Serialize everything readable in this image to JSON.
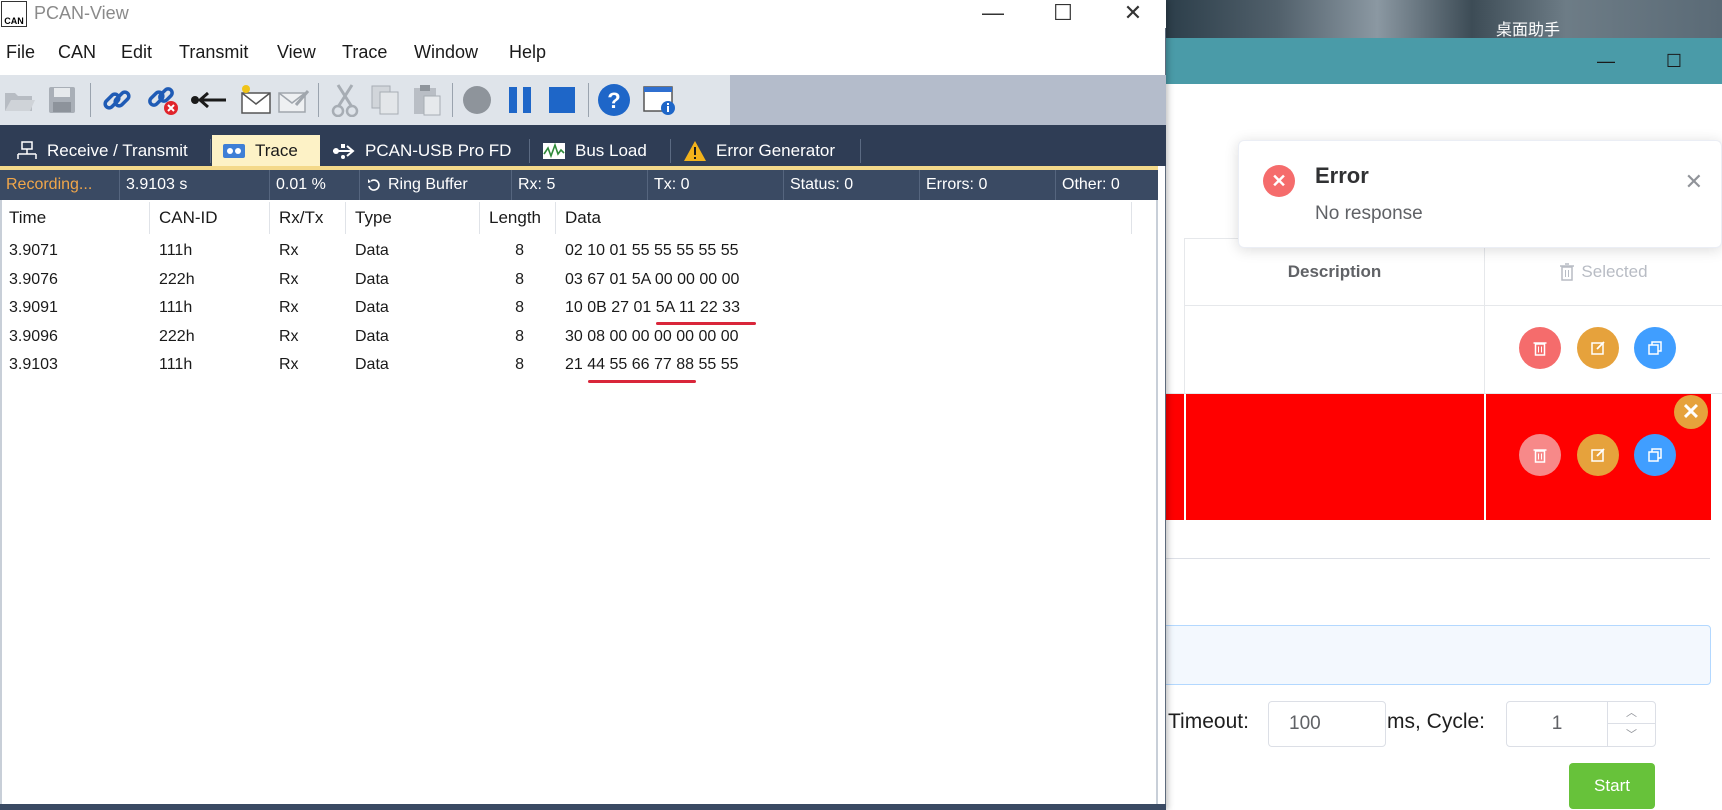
{
  "background_app": {
    "desktop_helper_label": "桌面助手",
    "window_minimize": "—",
    "window_maximize": "☐",
    "table": {
      "col_description": "Description",
      "col_selected": "Selected"
    },
    "toast": {
      "title": "Error",
      "message": "No response",
      "close": "✕"
    },
    "form": {
      "timeout_label": "Timeout:",
      "timeout_value": "100",
      "cycle_label": "ms, Cycle:",
      "cycle_value": "1",
      "spin_up": "︿",
      "spin_down": "﹀",
      "start_label": "Start"
    },
    "colors": {
      "highlight_row": "#ff0000",
      "start_button": "#67c23a",
      "delete": "#f56c6c",
      "edit": "#e6a23c",
      "copy": "#409eff"
    }
  },
  "pcan": {
    "title": "PCAN-View",
    "icon_text": "CAN",
    "window_controls": {
      "minimize": "—",
      "maximize": "☐",
      "close": "✕"
    },
    "menu": [
      "File",
      "CAN",
      "Edit",
      "Transmit",
      "View",
      "Trace",
      "Window",
      "Help"
    ],
    "toolbar_icons": [
      "open-icon",
      "save-icon",
      "connect-icon",
      "disconnect-icon",
      "reset-icon",
      "new-message-icon",
      "edit-message-icon",
      "cut-icon",
      "copy-icon",
      "paste-icon",
      "record-icon",
      "pause-icon",
      "stop-icon",
      "help-icon",
      "about-icon"
    ],
    "tabs": [
      {
        "label": "Receive / Transmit",
        "icon": "network-icon",
        "active": false
      },
      {
        "label": "Trace",
        "icon": "trace-icon",
        "active": true
      },
      {
        "label": "PCAN-USB Pro FD",
        "icon": "usb-icon",
        "active": false
      },
      {
        "label": "Bus Load",
        "icon": "busload-icon",
        "active": false
      },
      {
        "label": "Error Generator",
        "icon": "warning-icon",
        "active": false
      }
    ],
    "status": {
      "recording": "Recording...",
      "time": "3.9103 s",
      "load": "0.01 %",
      "buffer": "Ring Buffer",
      "rx": "Rx: 5",
      "tx": "Tx: 0",
      "status": "Status: 0",
      "errors": "Errors: 0",
      "other": "Other: 0"
    },
    "columns": [
      "Time",
      "CAN-ID",
      "Rx/Tx",
      "Type",
      "Length",
      "Data"
    ],
    "rows": [
      {
        "time": "3.9071",
        "id": "111h",
        "dir": "Rx",
        "type": "Data",
        "len": "8",
        "data": "02 10 01 55 55 55 55 55"
      },
      {
        "time": "3.9076",
        "id": "222h",
        "dir": "Rx",
        "type": "Data",
        "len": "8",
        "data": "03 67 01 5A 00 00 00 00"
      },
      {
        "time": "3.9091",
        "id": "111h",
        "dir": "Rx",
        "type": "Data",
        "len": "8",
        "data": "10 0B 27 01 5A 11 22 33"
      },
      {
        "time": "3.9096",
        "id": "222h",
        "dir": "Rx",
        "type": "Data",
        "len": "8",
        "data": "30 08 00 00 00 00 00 00"
      },
      {
        "time": "3.9103",
        "id": "111h",
        "dir": "Rx",
        "type": "Data",
        "len": "8",
        "data": "21 44 55 66 77 88 55 55"
      }
    ],
    "annotation_color": "#d9263a"
  }
}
########################################
INSTRUCTION — Reproduce every line of the material precisely, omitting its pictures.

WRITTEN RESPONSE —
Serialize everything readable in this image to JSON.
{
  "background_app": {
    "desktop_helper_label": "桌面助手",
    "window_minimize": "—",
    "window_maximize": "☐",
    "table": {
      "col_description": "Description",
      "col_selected": "Selected"
    },
    "toast": {
      "title": "Error",
      "message": "No response",
      "close": "✕"
    },
    "form": {
      "timeout_label": "Timeout:",
      "timeout_value": "100",
      "cycle_label": "ms, Cycle:",
      "cycle_value": "1",
      "spin_up": "︿",
      "spin_down": "﹀",
      "start_label": "Start"
    },
    "colors": {
      "highlight_row": "#ff0000",
      "start_button": "#67c23a",
      "delete": "#f56c6c",
      "edit": "#e6a23c",
      "copy": "#409eff"
    }
  },
  "pcan": {
    "title": "PCAN-View",
    "icon_text": "CAN",
    "window_controls": {
      "minimize": "—",
      "maximize": "☐",
      "close": "✕"
    },
    "menu": [
      "File",
      "CAN",
      "Edit",
      "Transmit",
      "View",
      "Trace",
      "Window",
      "Help"
    ],
    "toolbar_icons": [
      "open-icon",
      "save-icon",
      "connect-icon",
      "disconnect-icon",
      "reset-icon",
      "new-message-icon",
      "edit-message-icon",
      "cut-icon",
      "copy-icon",
      "paste-icon",
      "record-icon",
      "pause-icon",
      "stop-icon",
      "help-icon",
      "about-icon"
    ],
    "tabs": [
      {
        "label": "Receive / Transmit",
        "icon": "network-icon",
        "active": false
      },
      {
        "label": "Trace",
        "icon": "trace-icon",
        "active": true
      },
      {
        "label": "PCAN-USB Pro FD",
        "icon": "usb-icon",
        "active": false
      },
      {
        "label": "Bus Load",
        "icon": "busload-icon",
        "active": false
      },
      {
        "label": "Error Generator",
        "icon": "warning-icon",
        "active": false
      }
    ],
    "status": {
      "recording": "Recording...",
      "time": "3.9103 s",
      "load": "0.01 %",
      "buffer": "Ring Buffer",
      "rx": "Rx: 5",
      "tx": "Tx: 0",
      "status": "Status: 0",
      "errors": "Errors: 0",
      "other": "Other: 0"
    },
    "columns": [
      "Time",
      "CAN-ID",
      "Rx/Tx",
      "Type",
      "Length",
      "Data"
    ],
    "rows": [
      {
        "time": "3.9071",
        "id": "111h",
        "dir": "Rx",
        "type": "Data",
        "len": "8",
        "data": "02 10 01 55 55 55 55 55"
      },
      {
        "time": "3.9076",
        "id": "222h",
        "dir": "Rx",
        "type": "Data",
        "len": "8",
        "data": "03 67 01 5A 00 00 00 00"
      },
      {
        "time": "3.9091",
        "id": "111h",
        "dir": "Rx",
        "type": "Data",
        "len": "8",
        "data": "10 0B 27 01 5A 11 22 33"
      },
      {
        "time": "3.9096",
        "id": "222h",
        "dir": "Rx",
        "type": "Data",
        "len": "8",
        "data": "30 08 00 00 00 00 00 00"
      },
      {
        "time": "3.9103",
        "id": "111h",
        "dir": "Rx",
        "type": "Data",
        "len": "8",
        "data": "21 44 55 66 77 88 55 55"
      }
    ],
    "annotation_color": "#d9263a"
  }
}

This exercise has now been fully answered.